— Start Dataset —
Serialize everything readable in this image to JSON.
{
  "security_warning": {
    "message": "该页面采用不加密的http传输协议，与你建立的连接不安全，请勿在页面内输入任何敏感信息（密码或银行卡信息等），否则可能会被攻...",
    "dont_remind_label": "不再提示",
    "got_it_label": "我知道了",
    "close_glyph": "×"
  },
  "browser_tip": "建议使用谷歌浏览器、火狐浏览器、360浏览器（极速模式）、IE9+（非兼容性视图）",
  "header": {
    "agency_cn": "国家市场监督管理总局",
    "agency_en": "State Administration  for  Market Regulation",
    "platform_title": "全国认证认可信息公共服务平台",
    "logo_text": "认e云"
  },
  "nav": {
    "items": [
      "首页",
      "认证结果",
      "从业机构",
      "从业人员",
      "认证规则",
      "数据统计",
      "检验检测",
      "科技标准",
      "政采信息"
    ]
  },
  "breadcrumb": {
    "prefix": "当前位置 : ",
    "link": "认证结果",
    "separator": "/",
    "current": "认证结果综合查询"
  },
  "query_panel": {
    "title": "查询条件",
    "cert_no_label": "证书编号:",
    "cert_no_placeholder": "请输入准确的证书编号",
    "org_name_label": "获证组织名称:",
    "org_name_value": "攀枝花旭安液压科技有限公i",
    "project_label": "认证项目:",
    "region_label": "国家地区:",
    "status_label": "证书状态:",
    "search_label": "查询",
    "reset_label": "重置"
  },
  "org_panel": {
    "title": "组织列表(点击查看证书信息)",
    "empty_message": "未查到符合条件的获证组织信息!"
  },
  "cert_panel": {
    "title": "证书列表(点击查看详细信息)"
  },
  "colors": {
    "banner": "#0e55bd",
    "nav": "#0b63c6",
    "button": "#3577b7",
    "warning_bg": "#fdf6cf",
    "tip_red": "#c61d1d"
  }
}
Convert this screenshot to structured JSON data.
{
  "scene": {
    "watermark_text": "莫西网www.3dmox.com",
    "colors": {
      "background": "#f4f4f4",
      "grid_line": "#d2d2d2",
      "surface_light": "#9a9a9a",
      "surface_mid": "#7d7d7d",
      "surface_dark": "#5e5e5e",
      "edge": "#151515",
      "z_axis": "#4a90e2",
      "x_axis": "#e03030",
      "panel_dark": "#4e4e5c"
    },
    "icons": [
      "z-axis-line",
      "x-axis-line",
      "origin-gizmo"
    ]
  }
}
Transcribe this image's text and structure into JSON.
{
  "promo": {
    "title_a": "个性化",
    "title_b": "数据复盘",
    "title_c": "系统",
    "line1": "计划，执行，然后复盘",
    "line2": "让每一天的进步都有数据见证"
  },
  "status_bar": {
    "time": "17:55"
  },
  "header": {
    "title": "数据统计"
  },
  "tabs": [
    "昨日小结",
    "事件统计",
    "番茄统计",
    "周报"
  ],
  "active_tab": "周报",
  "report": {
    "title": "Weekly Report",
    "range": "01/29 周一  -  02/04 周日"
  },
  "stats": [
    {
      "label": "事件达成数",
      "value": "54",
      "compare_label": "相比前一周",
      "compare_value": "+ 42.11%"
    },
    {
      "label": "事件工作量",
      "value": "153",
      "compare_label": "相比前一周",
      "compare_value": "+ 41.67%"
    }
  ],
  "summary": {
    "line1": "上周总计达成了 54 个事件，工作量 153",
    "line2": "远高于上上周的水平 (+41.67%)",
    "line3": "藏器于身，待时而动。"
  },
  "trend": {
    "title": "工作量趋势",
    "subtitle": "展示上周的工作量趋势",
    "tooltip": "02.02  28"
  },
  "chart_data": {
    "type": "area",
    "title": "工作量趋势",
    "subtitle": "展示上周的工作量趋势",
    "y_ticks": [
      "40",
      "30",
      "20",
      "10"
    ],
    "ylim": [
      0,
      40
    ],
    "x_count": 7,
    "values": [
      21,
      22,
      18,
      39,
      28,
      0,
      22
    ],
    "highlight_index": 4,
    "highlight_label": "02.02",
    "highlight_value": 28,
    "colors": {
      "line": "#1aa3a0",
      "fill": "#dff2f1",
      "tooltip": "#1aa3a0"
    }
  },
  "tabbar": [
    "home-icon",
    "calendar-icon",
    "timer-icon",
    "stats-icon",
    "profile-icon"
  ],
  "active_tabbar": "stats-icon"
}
— End Dataset —
**Work required:** Using the listing above, show each line holding the string "this".

**Expected output:**
Serialize everything readable in this image to JSON.
Convert this screenshot to structured JSON data.
Transcribe this image's text and structure into JSON.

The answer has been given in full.